• **CHALLENGE**
List, from the lines below, each one with "pemungutan" in it.

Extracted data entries

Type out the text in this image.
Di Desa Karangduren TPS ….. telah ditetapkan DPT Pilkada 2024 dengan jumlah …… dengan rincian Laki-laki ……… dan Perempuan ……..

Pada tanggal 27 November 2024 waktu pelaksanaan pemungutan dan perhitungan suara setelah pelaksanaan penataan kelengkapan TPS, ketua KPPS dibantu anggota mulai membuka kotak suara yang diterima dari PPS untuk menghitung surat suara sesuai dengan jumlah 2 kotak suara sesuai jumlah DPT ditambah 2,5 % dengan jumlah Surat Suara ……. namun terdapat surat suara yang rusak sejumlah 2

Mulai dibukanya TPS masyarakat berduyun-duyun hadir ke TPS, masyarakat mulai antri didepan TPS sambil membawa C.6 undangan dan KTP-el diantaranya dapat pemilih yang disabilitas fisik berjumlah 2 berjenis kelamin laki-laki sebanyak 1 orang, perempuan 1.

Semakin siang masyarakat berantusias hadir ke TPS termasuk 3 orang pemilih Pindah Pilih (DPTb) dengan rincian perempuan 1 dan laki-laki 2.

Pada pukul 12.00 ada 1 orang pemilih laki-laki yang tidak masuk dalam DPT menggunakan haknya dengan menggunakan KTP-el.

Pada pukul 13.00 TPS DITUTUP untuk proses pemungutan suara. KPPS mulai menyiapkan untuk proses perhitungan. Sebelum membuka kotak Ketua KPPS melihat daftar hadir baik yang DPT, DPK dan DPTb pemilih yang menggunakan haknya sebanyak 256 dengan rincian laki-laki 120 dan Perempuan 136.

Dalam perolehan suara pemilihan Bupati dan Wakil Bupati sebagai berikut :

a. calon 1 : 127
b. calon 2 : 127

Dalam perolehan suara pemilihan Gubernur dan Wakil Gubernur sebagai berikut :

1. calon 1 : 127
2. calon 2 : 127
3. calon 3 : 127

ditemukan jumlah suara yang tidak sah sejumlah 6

• **THE RESULT**
Pada tanggal 27 November 2024 waktu pelaksanaan pemungutan dan perhitungan suara setelah pelaksanaan penataan kelengkapan TPS, ketua KPPS dibantu anggota mulai membuka kotak suara yang diterima dari PPS untuk menghitung surat suara sesuai dengan jumlah 2 kotak suara sesuai jumlah DPT ditambah 2,5 % dengan jumlah Surat Suara ……. namun terdapat surat suara yang rusak sejumlah 2
Pada pukul 13.00 TPS DITUTUP untuk proses pemungutan suara. KPPS mulai menyiapkan untuk proses perhitungan. Sebelum membuka kotak Ketua KPPS melihat daftar hadir baik yang DPT, DPK dan DPTb pemilih yang menggunakan haknya sebanyak 256 dengan rincian laki-laki 120 dan Perempuan 136.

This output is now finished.